SET TASK
Restate, word for word, all of the material shown below.

SUPPLIED ENTRIES
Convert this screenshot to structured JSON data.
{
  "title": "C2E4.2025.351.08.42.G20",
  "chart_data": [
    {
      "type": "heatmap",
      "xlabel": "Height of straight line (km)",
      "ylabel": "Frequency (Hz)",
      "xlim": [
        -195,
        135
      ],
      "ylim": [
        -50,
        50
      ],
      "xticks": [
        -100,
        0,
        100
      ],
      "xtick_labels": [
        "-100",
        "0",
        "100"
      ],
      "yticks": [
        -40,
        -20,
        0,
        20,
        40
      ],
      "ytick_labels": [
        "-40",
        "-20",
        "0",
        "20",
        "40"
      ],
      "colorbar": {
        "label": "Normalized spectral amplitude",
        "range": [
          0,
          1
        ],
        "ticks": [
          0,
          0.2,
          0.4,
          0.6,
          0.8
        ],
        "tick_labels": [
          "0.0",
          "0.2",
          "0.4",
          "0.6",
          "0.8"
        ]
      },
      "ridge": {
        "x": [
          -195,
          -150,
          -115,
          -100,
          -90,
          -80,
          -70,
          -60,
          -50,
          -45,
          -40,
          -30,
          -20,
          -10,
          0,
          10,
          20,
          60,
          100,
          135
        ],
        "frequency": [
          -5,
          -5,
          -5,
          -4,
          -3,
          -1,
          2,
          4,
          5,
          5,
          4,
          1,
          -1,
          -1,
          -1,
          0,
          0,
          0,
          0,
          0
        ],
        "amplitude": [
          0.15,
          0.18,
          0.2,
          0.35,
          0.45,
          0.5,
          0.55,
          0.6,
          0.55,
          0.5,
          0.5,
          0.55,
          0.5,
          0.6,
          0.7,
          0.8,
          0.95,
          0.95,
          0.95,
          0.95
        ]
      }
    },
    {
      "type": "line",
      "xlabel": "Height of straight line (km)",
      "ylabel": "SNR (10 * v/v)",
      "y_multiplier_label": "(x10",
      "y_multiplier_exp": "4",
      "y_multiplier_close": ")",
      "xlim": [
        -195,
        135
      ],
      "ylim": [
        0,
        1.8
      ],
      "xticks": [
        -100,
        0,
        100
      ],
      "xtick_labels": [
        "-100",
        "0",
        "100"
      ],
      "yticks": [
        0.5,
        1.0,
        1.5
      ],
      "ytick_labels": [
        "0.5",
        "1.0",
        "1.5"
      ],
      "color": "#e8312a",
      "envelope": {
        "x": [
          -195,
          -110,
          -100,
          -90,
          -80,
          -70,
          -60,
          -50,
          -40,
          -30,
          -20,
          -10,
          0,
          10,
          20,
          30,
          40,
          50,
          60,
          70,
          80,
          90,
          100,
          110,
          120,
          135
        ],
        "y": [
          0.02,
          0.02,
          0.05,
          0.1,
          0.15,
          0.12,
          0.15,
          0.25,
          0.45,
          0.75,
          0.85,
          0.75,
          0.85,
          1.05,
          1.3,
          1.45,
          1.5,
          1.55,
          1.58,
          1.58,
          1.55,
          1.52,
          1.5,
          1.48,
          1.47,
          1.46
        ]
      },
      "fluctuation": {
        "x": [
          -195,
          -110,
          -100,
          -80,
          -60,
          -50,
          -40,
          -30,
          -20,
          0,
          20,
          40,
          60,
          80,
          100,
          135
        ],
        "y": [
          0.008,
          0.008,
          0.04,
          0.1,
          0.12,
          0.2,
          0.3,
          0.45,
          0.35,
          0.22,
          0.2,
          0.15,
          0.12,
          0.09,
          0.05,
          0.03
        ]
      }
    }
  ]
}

SOLUTION TO THE PROBLEM
Convert this screenshot to structured JSON data.
{
  "title": "C2E4.2025.351.08.42.G20",
  "chart_data": [
    {
      "type": "heatmap",
      "xlabel": "Height of straight line (km)",
      "ylabel": "Frequency (Hz)",
      "xlim": [
        -195,
        135
      ],
      "ylim": [
        -50,
        50
      ],
      "xticks": [
        -100,
        0,
        100
      ],
      "xtick_labels": [
        "-100",
        "0",
        "100"
      ],
      "yticks": [
        -40,
        -20,
        0,
        20,
        40
      ],
      "ytick_labels": [
        "-40",
        "-20",
        "0",
        "20",
        "40"
      ],
      "colorbar": {
        "label": "Normalized spectral amplitude",
        "range": [
          0,
          1
        ],
        "ticks": [
          0,
          0.2,
          0.4,
          0.6,
          0.8
        ],
        "tick_labels": [
          "0.0",
          "0.2",
          "0.4",
          "0.6",
          "0.8"
        ]
      },
      "ridge": {
        "x": [
          -195,
          -150,
          -115,
          -100,
          -90,
          -80,
          -70,
          -60,
          -50,
          -45,
          -40,
          -30,
          -20,
          -10,
          0,
          10,
          20,
          60,
          100,
          135
        ],
        "frequency": [
          -5,
          -5,
          -5,
          -4,
          -3,
          -1,
          2,
          4,
          5,
          5,
          4,
          1,
          -1,
          -1,
          -1,
          0,
          0,
          0,
          0,
          0
        ],
        "amplitude": [
          0.15,
          0.18,
          0.2,
          0.35,
          0.45,
          0.5,
          0.55,
          0.6,
          0.55,
          0.5,
          0.5,
          0.55,
          0.5,
          0.6,
          0.7,
          0.8,
          0.95,
          0.95,
          0.95,
          0.95
        ]
      }
    },
    {
      "type": "line",
      "xlabel": "Height of straight line (km)",
      "ylabel": "SNR (10 * v/v)",
      "y_multiplier_label": "(x10",
      "y_multiplier_exp": "4",
      "y_multiplier_close": ")",
      "xlim": [
        -195,
        135
      ],
      "ylim": [
        0,
        1.8
      ],
      "xticks": [
        -100,
        0,
        100
      ],
      "xtick_labels": [
        "-100",
        "0",
        "100"
      ],
      "yticks": [
        0.5,
        1.0,
        1.5
      ],
      "ytick_labels": [
        "0.5",
        "1.0",
        "1.5"
      ],
      "color": "#e8312a",
      "envelope": {
        "x": [
          -195,
          -110,
          -100,
          -90,
          -80,
          -70,
          -60,
          -50,
          -40,
          -30,
          -20,
          -10,
          0,
          10,
          20,
          30,
          40,
          50,
          60,
          70,
          80,
          90,
          100,
          110,
          120,
          135
        ],
        "y": [
          0.02,
          0.02,
          0.05,
          0.1,
          0.15,
          0.12,
          0.15,
          0.25,
          0.45,
          0.75,
          0.85,
          0.75,
          0.85,
          1.05,
          1.3,
          1.45,
          1.5,
          1.55,
          1.58,
          1.58,
          1.55,
          1.52,
          1.5,
          1.48,
          1.47,
          1.46
        ]
      },
      "fluctuation": {
        "x": [
          -195,
          -110,
          -100,
          -80,
          -60,
          -50,
          -40,
          -30,
          -20,
          0,
          20,
          40,
          60,
          80,
          100,
          135
        ],
        "y": [
          0.008,
          0.008,
          0.04,
          0.1,
          0.12,
          0.2,
          0.3,
          0.45,
          0.35,
          0.22,
          0.2,
          0.15,
          0.12,
          0.09,
          0.05,
          0.03
        ]
      }
    }
  ]
}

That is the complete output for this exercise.